▶ Request
Using the records below, locate all lines containing "object" and return them.

Records from a collection of figures:

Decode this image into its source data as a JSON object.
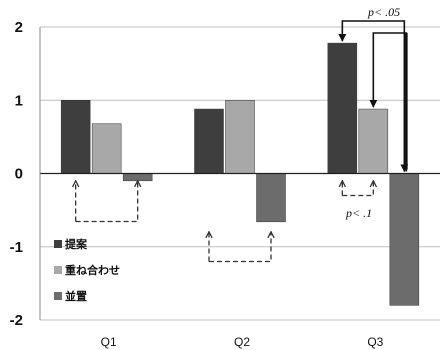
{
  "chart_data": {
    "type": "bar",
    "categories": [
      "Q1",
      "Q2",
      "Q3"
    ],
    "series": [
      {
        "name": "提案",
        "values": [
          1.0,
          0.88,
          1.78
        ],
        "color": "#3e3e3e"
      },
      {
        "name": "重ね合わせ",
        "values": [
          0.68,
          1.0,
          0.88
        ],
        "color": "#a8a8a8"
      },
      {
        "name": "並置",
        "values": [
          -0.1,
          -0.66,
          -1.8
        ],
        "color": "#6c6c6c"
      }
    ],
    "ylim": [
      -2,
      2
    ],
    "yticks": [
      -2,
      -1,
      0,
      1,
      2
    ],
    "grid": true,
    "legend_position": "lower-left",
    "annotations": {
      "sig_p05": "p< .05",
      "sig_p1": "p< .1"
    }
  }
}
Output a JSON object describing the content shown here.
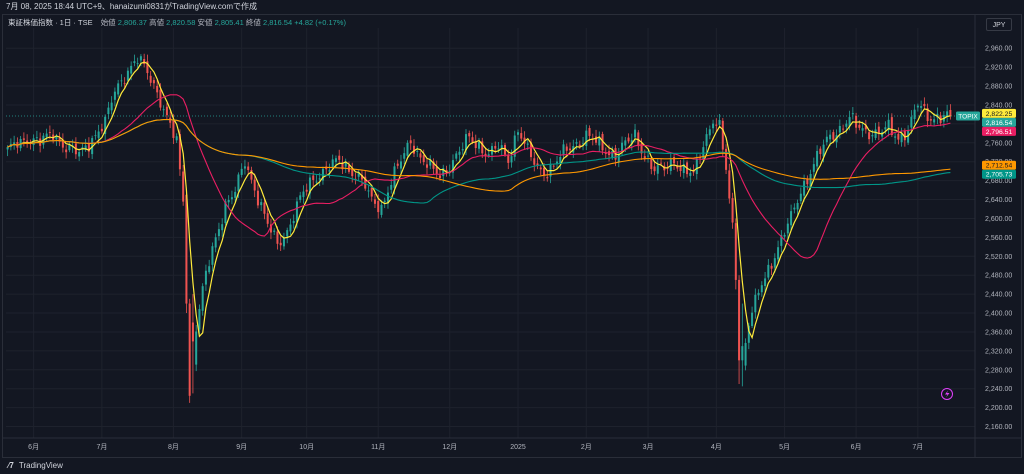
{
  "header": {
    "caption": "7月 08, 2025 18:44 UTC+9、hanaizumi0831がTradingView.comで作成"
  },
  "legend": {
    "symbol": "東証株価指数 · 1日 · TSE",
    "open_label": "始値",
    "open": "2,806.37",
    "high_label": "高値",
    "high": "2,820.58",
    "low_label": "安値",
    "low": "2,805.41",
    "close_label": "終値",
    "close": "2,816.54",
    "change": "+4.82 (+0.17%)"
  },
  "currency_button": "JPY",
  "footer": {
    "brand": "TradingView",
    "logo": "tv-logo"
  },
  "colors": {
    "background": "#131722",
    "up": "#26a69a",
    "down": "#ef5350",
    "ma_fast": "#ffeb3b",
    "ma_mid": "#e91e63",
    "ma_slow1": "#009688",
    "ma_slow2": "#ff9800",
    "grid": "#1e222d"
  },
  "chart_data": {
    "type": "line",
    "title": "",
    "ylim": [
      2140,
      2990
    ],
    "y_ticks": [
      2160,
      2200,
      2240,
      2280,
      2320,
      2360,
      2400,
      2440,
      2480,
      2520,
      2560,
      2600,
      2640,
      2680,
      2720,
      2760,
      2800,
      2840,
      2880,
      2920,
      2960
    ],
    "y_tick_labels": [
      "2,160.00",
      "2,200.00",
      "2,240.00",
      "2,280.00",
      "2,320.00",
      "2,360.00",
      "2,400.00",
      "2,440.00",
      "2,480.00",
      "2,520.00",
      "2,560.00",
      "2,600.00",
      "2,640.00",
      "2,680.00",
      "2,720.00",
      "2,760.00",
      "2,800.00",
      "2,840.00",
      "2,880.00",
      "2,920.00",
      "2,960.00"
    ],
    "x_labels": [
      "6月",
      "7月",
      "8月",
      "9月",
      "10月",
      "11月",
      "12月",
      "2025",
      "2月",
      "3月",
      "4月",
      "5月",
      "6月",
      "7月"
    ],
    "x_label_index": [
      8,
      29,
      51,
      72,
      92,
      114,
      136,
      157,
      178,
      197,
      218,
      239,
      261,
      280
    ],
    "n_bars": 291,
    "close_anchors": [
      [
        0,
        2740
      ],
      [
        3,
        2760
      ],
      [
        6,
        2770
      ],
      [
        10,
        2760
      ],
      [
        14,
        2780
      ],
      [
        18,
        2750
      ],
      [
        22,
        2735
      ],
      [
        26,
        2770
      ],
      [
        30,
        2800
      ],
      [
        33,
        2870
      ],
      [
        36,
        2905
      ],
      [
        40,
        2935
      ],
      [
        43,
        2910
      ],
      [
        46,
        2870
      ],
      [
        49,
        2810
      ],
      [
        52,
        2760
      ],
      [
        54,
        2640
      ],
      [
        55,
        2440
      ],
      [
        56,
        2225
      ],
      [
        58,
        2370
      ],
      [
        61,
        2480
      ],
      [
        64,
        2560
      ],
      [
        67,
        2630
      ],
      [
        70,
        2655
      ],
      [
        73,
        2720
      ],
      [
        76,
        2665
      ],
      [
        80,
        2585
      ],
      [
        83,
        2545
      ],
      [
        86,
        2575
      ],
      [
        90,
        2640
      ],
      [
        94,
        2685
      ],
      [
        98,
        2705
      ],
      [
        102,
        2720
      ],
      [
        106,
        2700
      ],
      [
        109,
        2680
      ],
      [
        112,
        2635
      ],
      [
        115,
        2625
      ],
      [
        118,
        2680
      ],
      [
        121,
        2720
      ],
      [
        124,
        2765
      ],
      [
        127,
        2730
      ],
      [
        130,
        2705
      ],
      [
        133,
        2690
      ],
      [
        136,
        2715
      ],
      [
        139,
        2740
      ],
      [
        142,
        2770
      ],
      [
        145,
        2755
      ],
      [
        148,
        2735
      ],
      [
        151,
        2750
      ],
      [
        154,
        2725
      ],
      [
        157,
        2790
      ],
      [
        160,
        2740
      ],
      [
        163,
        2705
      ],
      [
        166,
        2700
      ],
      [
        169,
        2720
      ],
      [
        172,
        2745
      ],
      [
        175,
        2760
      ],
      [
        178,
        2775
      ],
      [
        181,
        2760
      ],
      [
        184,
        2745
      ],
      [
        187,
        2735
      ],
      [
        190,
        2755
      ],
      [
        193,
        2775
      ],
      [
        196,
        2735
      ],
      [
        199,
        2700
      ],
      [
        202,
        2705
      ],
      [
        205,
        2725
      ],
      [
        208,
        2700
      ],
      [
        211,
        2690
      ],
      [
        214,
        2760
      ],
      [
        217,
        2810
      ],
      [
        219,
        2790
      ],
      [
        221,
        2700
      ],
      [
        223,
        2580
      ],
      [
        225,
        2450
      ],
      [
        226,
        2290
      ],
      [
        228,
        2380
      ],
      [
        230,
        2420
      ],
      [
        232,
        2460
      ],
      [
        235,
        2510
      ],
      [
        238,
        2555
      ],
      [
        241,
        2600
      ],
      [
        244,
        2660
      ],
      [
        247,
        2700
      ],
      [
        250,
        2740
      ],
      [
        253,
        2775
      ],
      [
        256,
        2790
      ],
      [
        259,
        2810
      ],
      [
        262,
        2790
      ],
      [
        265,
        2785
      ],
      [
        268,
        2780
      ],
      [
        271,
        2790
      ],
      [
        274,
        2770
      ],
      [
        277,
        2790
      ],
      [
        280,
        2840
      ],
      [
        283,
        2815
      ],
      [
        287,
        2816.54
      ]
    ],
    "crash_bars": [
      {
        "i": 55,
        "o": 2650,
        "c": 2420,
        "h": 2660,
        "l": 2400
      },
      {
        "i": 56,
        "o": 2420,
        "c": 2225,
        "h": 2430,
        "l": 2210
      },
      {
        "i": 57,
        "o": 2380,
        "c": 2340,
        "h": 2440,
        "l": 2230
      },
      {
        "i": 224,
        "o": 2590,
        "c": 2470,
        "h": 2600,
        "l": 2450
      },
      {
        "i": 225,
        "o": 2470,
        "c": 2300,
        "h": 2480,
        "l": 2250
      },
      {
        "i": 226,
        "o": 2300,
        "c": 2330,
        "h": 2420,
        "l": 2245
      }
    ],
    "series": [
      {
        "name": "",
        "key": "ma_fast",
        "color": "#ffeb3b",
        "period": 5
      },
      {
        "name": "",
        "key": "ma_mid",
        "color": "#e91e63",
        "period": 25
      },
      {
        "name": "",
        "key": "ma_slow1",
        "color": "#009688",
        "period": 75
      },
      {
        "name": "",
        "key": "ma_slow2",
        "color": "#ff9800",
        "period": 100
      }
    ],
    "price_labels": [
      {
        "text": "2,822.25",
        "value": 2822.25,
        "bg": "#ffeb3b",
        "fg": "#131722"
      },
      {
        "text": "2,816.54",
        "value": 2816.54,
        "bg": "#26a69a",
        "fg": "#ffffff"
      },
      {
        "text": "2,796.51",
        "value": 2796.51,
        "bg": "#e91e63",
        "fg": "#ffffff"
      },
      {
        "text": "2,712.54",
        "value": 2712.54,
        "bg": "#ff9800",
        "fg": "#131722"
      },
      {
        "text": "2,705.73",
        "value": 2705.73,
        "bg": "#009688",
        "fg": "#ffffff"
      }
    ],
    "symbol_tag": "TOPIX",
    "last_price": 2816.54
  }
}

▶ Final result
Decode this image into its source data as a JSON object.
Output a JSON object describing the content shown here.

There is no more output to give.